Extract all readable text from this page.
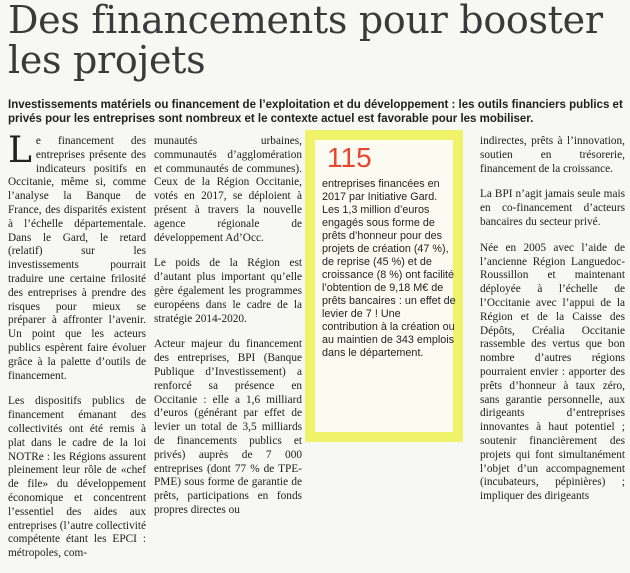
Des financements pour booster les projets
Investissements matériels ou financement de l’exploitation et du développement : les outils financiers publics et privés pour les entreprises sont nombreux et le contexte actuel est favorable pour les mobiliser.

Le financement des entreprises présente des indicateurs positifs en Occitanie, même si, comme l’analyse la Banque de France, des disparités existent à l’échelle départementale. Dans le Gard, le retard (relatif) sur les investissements pourrait traduire une certaine frilosité des entreprises à prendre des risques pour mieux se préparer à affronter l’avenir. Un point que les acteurs publics espèrent faire évoluer grâce à la palette d’outils de financement.

Les dispositifs publics de financement émanant des collectivités ont été remis à plat dans le cadre de la loi NOTRe : les Régions assurent pleinement leur rôle de «chef de file» du développement économique et concentrent l’essentiel des aides aux entreprises (l’autre collectivité compétente étant les EPCI : métropoles, com-

munautés urbaines, communautés d’agglomération et communautés de communes). Ceux de la Région Occitanie, votés en 2017, se déploient à présent à travers la nouvelle agence régionale de développement Ad’Occ.

Le poids de la Région est d’autant plus important qu’elle gère également les programmes européens dans le cadre de la stratégie 2014-2020.

Acteur majeur du financement des entreprises, BPI (Banque Publique d’Investissement) a renforcé sa présence en Occitanie : elle a 1,6 milliard d’euros (générant par effet de levier un total de 3,5 milliards de financements publics et privés) auprès de 7 000 entreprises (dont 77 % de TPE-PME) sous forme de garantie de prêts, participations en fonds propres directes ou

115
entreprises financées en 2017 par Initiative Gard. Les 1,3 million d’euros engagés sous forme de prêts d’honneur pour des projets de création (47 %), de reprise (45 %) et de croissance (8 %) ont facilité l’obtention de 9,18 M€ de prêts bancaires : un effet de levier de 7 ! Une contribution à la création ou au maintien de 343 emplois dans le département.

indirectes, prêts à l’innovation, soutien en trésorerie, financement de la croissance.

La BPI n’agit jamais seule mais en co-financement d’acteurs bancaires du secteur privé.

Née en 2005 avec l’aide de l’ancienne Région Languedoc-Roussillon et maintenant déployée à l’échelle de l’Occitanie avec l’appui de la Région et de la Caisse des Dépôts, Créalia Occitanie rassemble des vertus que bon nombre d’autres régions pourraient envier : apporter des prêts d’honneur à taux zéro, sans garantie personnelle, aux dirigeants d’entreprises innovantes à haut potentiel ; soutenir financièrement des projets qui font simultanément l’objet d’un accompagnement (incubateurs, pépinières) ; impliquer des dirigeants
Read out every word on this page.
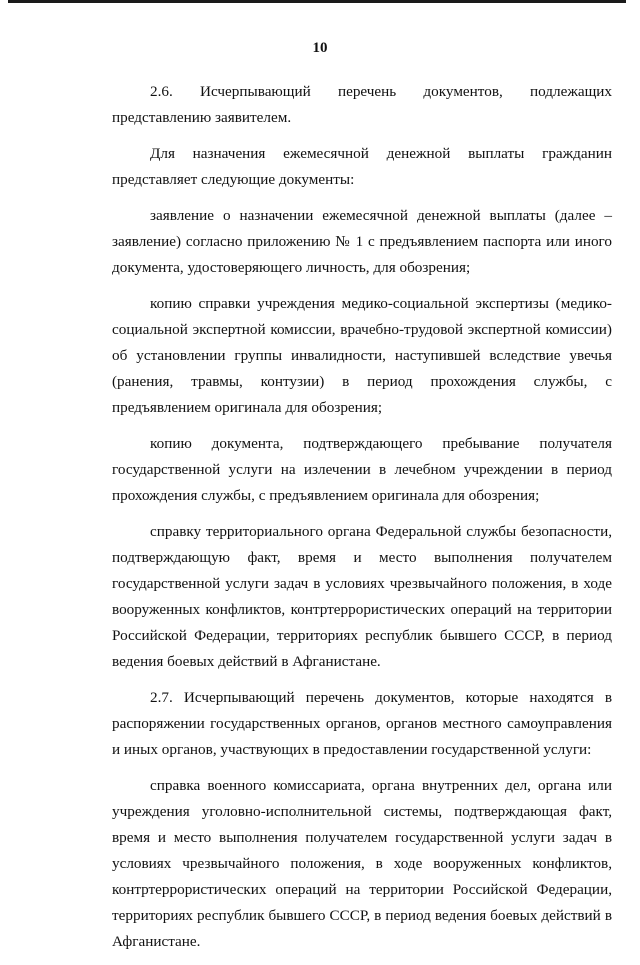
10

2.6. Исчерпывающий перечень документов, подлежащих представлению заявителем.

Для назначения ежемесячной денежной выплаты гражданин представляет следующие документы:

заявление о назначении ежемесячной денежной выплаты (далее – заявление) согласно приложению № 1 с предъявлением паспорта или иного документа, удостоверяющего личность, для обозрения;

копию справки учреждения медико-социальной экспертизы (медико-социальной экспертной комиссии, врачебно-трудовой экспертной комиссии) об установлении группы инвалидности, наступившей вследствие увечья (ранения, травмы, контузии) в период прохождения службы, с предъявлением оригинала для обозрения;

копию документа, подтверждающего пребывание получателя государственной услуги на излечении в лечебном учреждении в период прохождения службы, с предъявлением оригинала для обозрения;

справку территориального органа Федеральной службы безопасности, подтверждающую факт, время и место выполнения получателем государственной услуги задач в условиях чрезвычайного положения, в ходе вооруженных конфликтов, контртеррористических операций на территории Российской Федерации, территориях республик бывшего СССР, в период ведения боевых действий в Афганистане.

2.7. Исчерпывающий перечень документов, которые находятся в распоряжении государственных органов, органов местного самоуправления и иных органов, участвующих в предоставлении государственной услуги:

справка военного комиссариата, органа внутренних дел, органа или учреждения уголовно-исполнительной системы, подтверждающая факт, время и место выполнения получателем государственной услуги задач в условиях чрезвычайного положения, в ходе вооруженных конфликтов, контртеррористических операций на территории Российской Федерации, территориях республик бывшего СССР, в период ведения боевых действий в Афганистане.
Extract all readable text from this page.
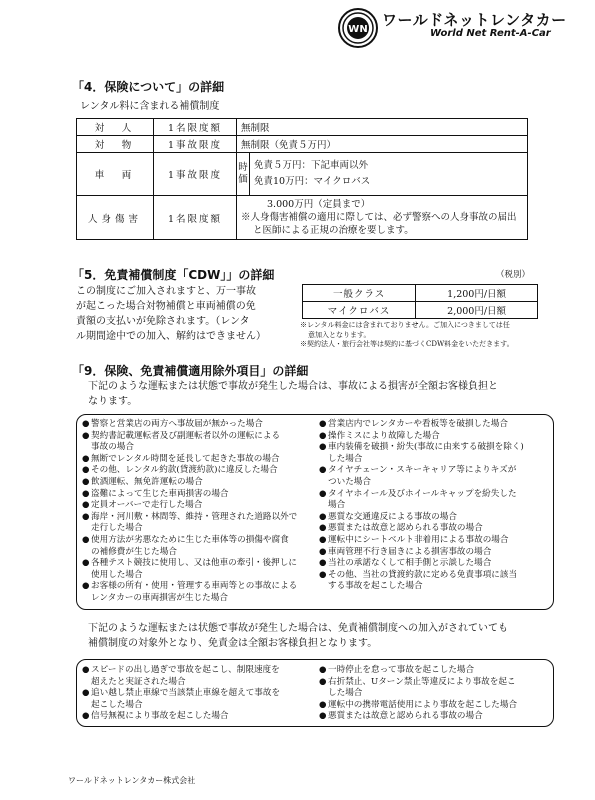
WN
ワールドネットレンタカー
World Net Rent-A-Car
「4．保険について」の詳細
レンタル料に含まれる補償制度
対　人	1名限度額	無制限	
対　物	1事故限度	無制限（免責５万円）	
車　両	1事故限度	時価	免責５万円：下記車両以外
免責10万円：マイクロバス

人身傷害	1名限度額	3.000万円（定員まで）
※人身傷害補償の適用に際しては、必ず警察への人身事故の届出
と医師による正規の治療を要します。	
「5．免責補償制度「CDW」」の詳細	（税別）
この制度にご加入されますと、万一事故
が起こった場合対物補償と車両補償の免
責額の支払いが免除されます。（レンタ
ル期間途中での加入、解約はできません）
一般クラス	1,200円/日額
マイクロバス	2,000円/日額
※レンタル料金には含まれておりません。ご加入につきましては任
意加入となります。
※契約法人・旅行会社等は契約に基づくCDW料金をいただきます。
「9．保険、免責補償適用除外項目」の詳細
下記のような運転または状態で事故が発生した場合は、事故による損害が全額お客様負担と
なります。
● 警察と営業店の両方へ事故届が無かった場合
● 契約書記載運転者及び副運転者以外の運転による
事故の場合
● 無断でレンタル時間を延長して起きた事故の場合
● その他、レンタル約款(貸渡約款)に違反した場合
● 飲酒運転、無免許運転の場合
● 盗難によって生じた車両損害の場合
● 定員オーバーで走行した場合
● 海岸・河川敷・林間等、維持・管理された道路以外で
走行した場合
● 使用方法が劣悪なために生じた車体等の損傷や腐食
の補修費が生じた場合
● 各種テスト競技に使用し、又は他車の牽引・後押しに
使用した場合
● お客様の所有・使用・管理する車両等との事故による
レンタカーの車両損害が生じた場合
● 営業店内でレンタカーや看板等を破損した場合
● 操作ミスにより故障した場合
● 車内装備を破損・紛失(事故に由来する破損を除く)
した場合
● タイヤチェーン・スキーキャリア等によりキズが
ついた場合
● タイヤホイール及びホイールキャップを紛失した
場合
● 悪質な交通違反による事故の場合
● 悪質または故意と認められる事故の場合
● 運転中にシートベルト非着用による事故の場合
● 車両管理不行き届きによる損害事故の場合
● 当社の承諾なくして相手側と示談した場合
● その他、当社の貸渡約款に定める免責事項に該当
する事故を起こした場合
下記のような運転または状態で事故が発生した場合は、免責補償制度への加入がされていても
補償制度の対象外となり、免責金は全額お客様負担となります。
● スピードの出し過ぎで事故を起こし、制限速度を
超えたと実証された場合
● 追い越し禁止車線で当該禁止車線を超えて事故を
起こした場合
● 信号無視により事故を起こした場合
● 一時停止を怠って事故を起こした場合
● 右折禁止、Uターン禁止等違反により事故を起こ
した場合
● 運転中の携帯電話使用により事故を起こした場合
● 悪質または故意と認められる事故の場合
ワールドネットレンタカー株式会社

___

* **Goal**
Only lines that contain the word "факт" are wanted; copy each of them.

* **Exercise output**
справку территориального органа Федеральной службы безопасности, подтверждающую факт, время и место выполнения получателем государственной услуги задач в условиях чрезвычайного положения, в ходе вооруженных конфликтов, контртеррористических операций на территории Российской Федерации, территориях республик бывшего СССР, в период ведения боевых действий в Афганистане.
справка военного комиссариата, органа внутренних дел, органа или учреждения уголовно-исполнительной системы, подтверждающая факт, время и место выполнения получателем государственной услуги задач в условиях чрезвычайного положения, в ходе вооруженных конфликтов, контртеррористических операций на территории Российской Федерации, территориях республик бывшего СССР, в период ведения боевых действий в Афганистане.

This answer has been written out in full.